=== MATERIAL FOR THIS TASK ===
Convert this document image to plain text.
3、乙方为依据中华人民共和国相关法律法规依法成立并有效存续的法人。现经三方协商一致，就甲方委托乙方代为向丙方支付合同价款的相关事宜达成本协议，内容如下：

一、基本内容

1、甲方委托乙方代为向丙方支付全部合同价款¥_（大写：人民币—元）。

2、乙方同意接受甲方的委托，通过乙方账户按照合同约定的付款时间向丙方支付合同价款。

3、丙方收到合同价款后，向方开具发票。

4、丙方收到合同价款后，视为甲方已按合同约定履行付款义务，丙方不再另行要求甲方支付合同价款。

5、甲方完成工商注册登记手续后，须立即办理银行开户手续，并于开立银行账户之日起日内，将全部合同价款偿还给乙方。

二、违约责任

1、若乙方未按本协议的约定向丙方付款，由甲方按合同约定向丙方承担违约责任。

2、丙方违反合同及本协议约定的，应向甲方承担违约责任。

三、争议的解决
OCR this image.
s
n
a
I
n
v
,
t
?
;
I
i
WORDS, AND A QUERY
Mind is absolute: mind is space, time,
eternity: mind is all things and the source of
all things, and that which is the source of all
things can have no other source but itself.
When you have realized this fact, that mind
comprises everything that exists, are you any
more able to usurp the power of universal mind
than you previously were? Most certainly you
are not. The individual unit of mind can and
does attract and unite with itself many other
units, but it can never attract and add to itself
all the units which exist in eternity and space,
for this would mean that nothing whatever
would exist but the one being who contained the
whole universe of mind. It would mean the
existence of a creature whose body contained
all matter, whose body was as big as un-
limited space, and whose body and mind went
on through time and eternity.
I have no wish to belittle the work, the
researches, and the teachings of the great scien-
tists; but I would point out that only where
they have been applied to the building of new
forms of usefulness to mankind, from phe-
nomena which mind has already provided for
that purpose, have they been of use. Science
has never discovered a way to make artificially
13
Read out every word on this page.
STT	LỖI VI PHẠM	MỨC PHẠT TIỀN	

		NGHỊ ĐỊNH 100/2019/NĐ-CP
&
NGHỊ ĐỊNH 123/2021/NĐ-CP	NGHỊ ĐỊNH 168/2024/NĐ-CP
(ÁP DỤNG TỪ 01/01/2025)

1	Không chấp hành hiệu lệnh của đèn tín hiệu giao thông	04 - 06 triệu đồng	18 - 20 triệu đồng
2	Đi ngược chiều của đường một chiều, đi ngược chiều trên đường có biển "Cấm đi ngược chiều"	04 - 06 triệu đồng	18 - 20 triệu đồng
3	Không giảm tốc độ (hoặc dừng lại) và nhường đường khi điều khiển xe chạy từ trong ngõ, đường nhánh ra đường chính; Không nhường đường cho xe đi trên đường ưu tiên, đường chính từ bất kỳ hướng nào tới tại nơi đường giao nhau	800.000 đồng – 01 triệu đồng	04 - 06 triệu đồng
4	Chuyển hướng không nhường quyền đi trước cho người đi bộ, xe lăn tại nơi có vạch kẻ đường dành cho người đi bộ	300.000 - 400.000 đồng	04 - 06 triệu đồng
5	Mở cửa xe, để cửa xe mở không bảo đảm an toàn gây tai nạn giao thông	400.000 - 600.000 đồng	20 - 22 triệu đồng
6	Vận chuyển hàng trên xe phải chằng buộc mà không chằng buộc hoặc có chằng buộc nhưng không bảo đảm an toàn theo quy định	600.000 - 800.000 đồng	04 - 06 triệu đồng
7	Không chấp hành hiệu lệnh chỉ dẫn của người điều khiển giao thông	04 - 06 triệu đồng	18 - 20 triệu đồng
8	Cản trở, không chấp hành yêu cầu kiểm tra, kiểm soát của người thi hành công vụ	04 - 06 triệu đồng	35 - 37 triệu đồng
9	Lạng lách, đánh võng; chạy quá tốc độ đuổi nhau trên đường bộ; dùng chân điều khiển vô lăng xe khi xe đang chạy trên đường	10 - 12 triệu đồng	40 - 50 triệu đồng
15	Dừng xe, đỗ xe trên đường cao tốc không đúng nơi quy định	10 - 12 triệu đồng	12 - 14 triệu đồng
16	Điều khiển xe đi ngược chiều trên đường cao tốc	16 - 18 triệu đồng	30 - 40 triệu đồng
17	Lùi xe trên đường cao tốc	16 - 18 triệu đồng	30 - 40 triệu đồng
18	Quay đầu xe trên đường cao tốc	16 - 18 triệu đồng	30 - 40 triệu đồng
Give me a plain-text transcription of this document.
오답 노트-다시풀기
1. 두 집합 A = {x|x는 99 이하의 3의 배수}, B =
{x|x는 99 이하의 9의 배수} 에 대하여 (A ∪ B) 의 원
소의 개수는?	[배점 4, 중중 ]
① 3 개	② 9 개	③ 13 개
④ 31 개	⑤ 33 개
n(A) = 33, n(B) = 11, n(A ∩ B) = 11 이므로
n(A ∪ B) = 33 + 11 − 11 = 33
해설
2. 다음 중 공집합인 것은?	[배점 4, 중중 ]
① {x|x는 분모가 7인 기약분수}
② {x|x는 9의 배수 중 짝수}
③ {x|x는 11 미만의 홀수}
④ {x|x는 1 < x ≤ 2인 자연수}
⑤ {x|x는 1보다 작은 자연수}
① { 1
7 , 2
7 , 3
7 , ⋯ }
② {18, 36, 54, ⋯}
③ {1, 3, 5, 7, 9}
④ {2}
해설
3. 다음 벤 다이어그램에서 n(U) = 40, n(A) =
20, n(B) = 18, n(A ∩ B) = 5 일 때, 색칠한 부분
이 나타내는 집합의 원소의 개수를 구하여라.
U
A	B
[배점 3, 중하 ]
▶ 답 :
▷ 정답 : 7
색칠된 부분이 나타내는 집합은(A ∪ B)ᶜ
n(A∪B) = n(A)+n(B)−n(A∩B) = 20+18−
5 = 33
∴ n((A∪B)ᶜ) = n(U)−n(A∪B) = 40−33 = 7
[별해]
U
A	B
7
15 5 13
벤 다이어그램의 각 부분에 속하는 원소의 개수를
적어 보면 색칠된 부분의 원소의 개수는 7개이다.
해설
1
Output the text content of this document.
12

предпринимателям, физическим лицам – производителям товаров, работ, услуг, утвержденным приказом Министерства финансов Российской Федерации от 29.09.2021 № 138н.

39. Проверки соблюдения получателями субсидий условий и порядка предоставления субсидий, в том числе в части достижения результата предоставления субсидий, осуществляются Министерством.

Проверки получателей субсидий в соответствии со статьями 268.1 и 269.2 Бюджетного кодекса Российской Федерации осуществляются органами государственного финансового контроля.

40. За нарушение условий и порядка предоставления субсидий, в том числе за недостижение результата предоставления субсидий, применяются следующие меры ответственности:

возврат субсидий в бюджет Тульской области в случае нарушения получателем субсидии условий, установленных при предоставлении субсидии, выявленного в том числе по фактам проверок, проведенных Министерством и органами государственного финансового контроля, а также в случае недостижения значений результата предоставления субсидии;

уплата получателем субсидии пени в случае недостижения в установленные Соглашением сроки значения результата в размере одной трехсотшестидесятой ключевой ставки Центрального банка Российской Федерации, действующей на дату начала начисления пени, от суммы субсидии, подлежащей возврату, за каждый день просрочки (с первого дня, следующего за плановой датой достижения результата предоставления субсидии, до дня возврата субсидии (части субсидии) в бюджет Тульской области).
===
WHAT TO PRODUCE |
The records above should be returned exactly.

CORRECT RESPONSE |
Convert this document image to plain text.
3、乙方为依据中华人民共和国相关法律法规依法成立并有效存续的法人。现经三方协商一致，就甲方委托乙方代为向丙方支付合同价款的相关事宜达成本协议，内容如下：

一、基本内容

1、甲方委托乙方代为向丙方支付全部合同价款¥_（大写：人民币—元）。

2、乙方同意接受甲方的委托，通过乙方账户按照合同约定的付款时间向丙方支付合同价款。

3、丙方收到合同价款后，向方开具发票。

4、丙方收到合同价款后，视为甲方已按合同约定履行付款义务，丙方不再另行要求甲方支付合同价款。

5、甲方完成工商注册登记手续后，须立即办理银行开户手续，并于开立银行账户之日起日内，将全部合同价款偿还给乙方。

二、违约责任

1、若乙方未按本协议的约定向丙方付款，由甲方按合同约定向丙方承担违约责任。

2、丙方违反合同及本协议约定的，应向甲方承担违约责任。

三、争议的解决
OCR this image.
s
n
a
I
n
v
,
t
?
;
I
i
WORDS, AND A QUERY
Mind is absolute: mind is space, time,
eternity: mind is all things and the source of
all things, and that which is the source of all
things can have no other source but itself.
When you have realized this fact, that mind
comprises everything that exists, are you any
more able to usurp the power of universal mind
than you previously were? Most certainly you
are not. The individual unit of mind can and
does attract and unite with itself many other
units, but it can never attract and add to itself
all the units which exist in eternity and space,
for this would mean that nothing whatever
would exist but the one being who contained the
whole universe of mind. It would mean the
existence of a creature whose body contained
all matter, whose body was as big as un-
limited space, and whose body and mind went
on through time and eternity.
I have no wish to belittle the work, the
researches, and the teachings of the great scien-
tists; but I would point out that only where
they have been applied to the building of new
forms of usefulness to mankind, from phe-
nomena which mind has already provided for
that purpose, have they been of use. Science
has never discovered a way to make artificially
13
Read out every word on this page.
STT	LỖI VI PHẠM	MỨC PHẠT TIỀN	

		NGHỊ ĐỊNH 100/2019/NĐ-CP
&
NGHỊ ĐỊNH 123/2021/NĐ-CP	NGHỊ ĐỊNH 168/2024/NĐ-CP
(ÁP DỤNG TỪ 01/01/2025)

1	Không chấp hành hiệu lệnh của đèn tín hiệu giao thông	04 - 06 triệu đồng	18 - 20 triệu đồng
2	Đi ngược chiều của đường một chiều, đi ngược chiều trên đường có biển "Cấm đi ngược chiều"	04 - 06 triệu đồng	18 - 20 triệu đồng
3	Không giảm tốc độ (hoặc dừng lại) và nhường đường khi điều khiển xe chạy từ trong ngõ, đường nhánh ra đường chính; Không nhường đường cho xe đi trên đường ưu tiên, đường chính từ bất kỳ hướng nào tới tại nơi đường giao nhau	800.000 đồng – 01 triệu đồng	04 - 06 triệu đồng
4	Chuyển hướng không nhường quyền đi trước cho người đi bộ, xe lăn tại nơi có vạch kẻ đường dành cho người đi bộ	300.000 - 400.000 đồng	04 - 06 triệu đồng
5	Mở cửa xe, để cửa xe mở không bảo đảm an toàn gây tai nạn giao thông	400.000 - 600.000 đồng	20 - 22 triệu đồng
6	Vận chuyển hàng trên xe phải chằng buộc mà không chằng buộc hoặc có chằng buộc nhưng không bảo đảm an toàn theo quy định	600.000 - 800.000 đồng	04 - 06 triệu đồng
7	Không chấp hành hiệu lệnh chỉ dẫn của người điều khiển giao thông	04 - 06 triệu đồng	18 - 20 triệu đồng
8	Cản trở, không chấp hành yêu cầu kiểm tra, kiểm soát của người thi hành công vụ	04 - 06 triệu đồng	35 - 37 triệu đồng
9	Lạng lách, đánh võng; chạy quá tốc độ đuổi nhau trên đường bộ; dùng chân điều khiển vô lăng xe khi xe đang chạy trên đường	10 - 12 triệu đồng	40 - 50 triệu đồng
15	Dừng xe, đỗ xe trên đường cao tốc không đúng nơi quy định	10 - 12 triệu đồng	12 - 14 triệu đồng
16	Điều khiển xe đi ngược chiều trên đường cao tốc	16 - 18 triệu đồng	30 - 40 triệu đồng
17	Lùi xe trên đường cao tốc	16 - 18 triệu đồng	30 - 40 triệu đồng
18	Quay đầu xe trên đường cao tốc	16 - 18 triệu đồng	30 - 40 triệu đồng
Give me a plain-text transcription of this document.
오답 노트-다시풀기
1. 두 집합 A = {x|x는 99 이하의 3의 배수}, B =
{x|x는 99 이하의 9의 배수} 에 대하여 (A ∪ B) 의 원
소의 개수는?	[배점 4, 중중 ]
① 3 개	② 9 개	③ 13 개
④ 31 개	⑤ 33 개
n(A) = 33, n(B) = 11, n(A ∩ B) = 11 이므로
n(A ∪ B) = 33 + 11 − 11 = 33
해설
2. 다음 중 공집합인 것은?	[배점 4, 중중 ]
① {x|x는 분모가 7인 기약분수}
② {x|x는 9의 배수 중 짝수}
③ {x|x는 11 미만의 홀수}
④ {x|x는 1 < x ≤ 2인 자연수}
⑤ {x|x는 1보다 작은 자연수}
① { 1
7 , 2
7 , 3
7 , ⋯ }
② {18, 36, 54, ⋯}
③ {1, 3, 5, 7, 9}
④ {2}
해설
3. 다음 벤 다이어그램에서 n(U) = 40, n(A) =
20, n(B) = 18, n(A ∩ B) = 5 일 때, 색칠한 부분
이 나타내는 집합의 원소의 개수를 구하여라.
U
A	B
[배점 3, 중하 ]
▶ 답 :
▷ 정답 : 7
색칠된 부분이 나타내는 집합은(A ∪ B)ᶜ
n(A∪B) = n(A)+n(B)−n(A∩B) = 20+18−
5 = 33
∴ n((A∪B)ᶜ) = n(U)−n(A∪B) = 40−33 = 7
[별해]
U
A	B
7
15 5 13
벤 다이어그램의 각 부분에 속하는 원소의 개수를
적어 보면 색칠된 부분의 원소의 개수는 7개이다.
해설
1
Output the text content of this document.
12

предпринимателям, физическим лицам – производителям товаров, работ, услуг, утвержденным приказом Министерства финансов Российской Федерации от 29.09.2021 № 138н.

39. Проверки соблюдения получателями субсидий условий и порядка предоставления субсидий, в том числе в части достижения результата предоставления субсидий, осуществляются Министерством.

Проверки получателей субсидий в соответствии со статьями 268.1 и 269.2 Бюджетного кодекса Российской Федерации осуществляются органами государственного финансового контроля.

40. За нарушение условий и порядка предоставления субсидий, в том числе за недостижение результата предоставления субсидий, применяются следующие меры ответственности:

возврат субсидий в бюджет Тульской области в случае нарушения получателем субсидии условий, установленных при предоставлении субсидии, выявленного в том числе по фактам проверок, проведенных Министерством и органами государственного финансового контроля, а также в случае недостижения значений результата предоставления субсидии;

уплата получателем субсидии пени в случае недостижения в установленные Соглашением сроки значения результата в размере одной трехсотшестидесятой ключевой ставки Центрального банка Российской Федерации, действующей на дату начала начисления пени, от суммы субсидии, подлежащей возврату, за каждый день просрочки (с первого дня, следующего за плановой датой достижения результата предоставления субсидии, до дня возврата субсидии (части субсидии) в бюджет Тульской области).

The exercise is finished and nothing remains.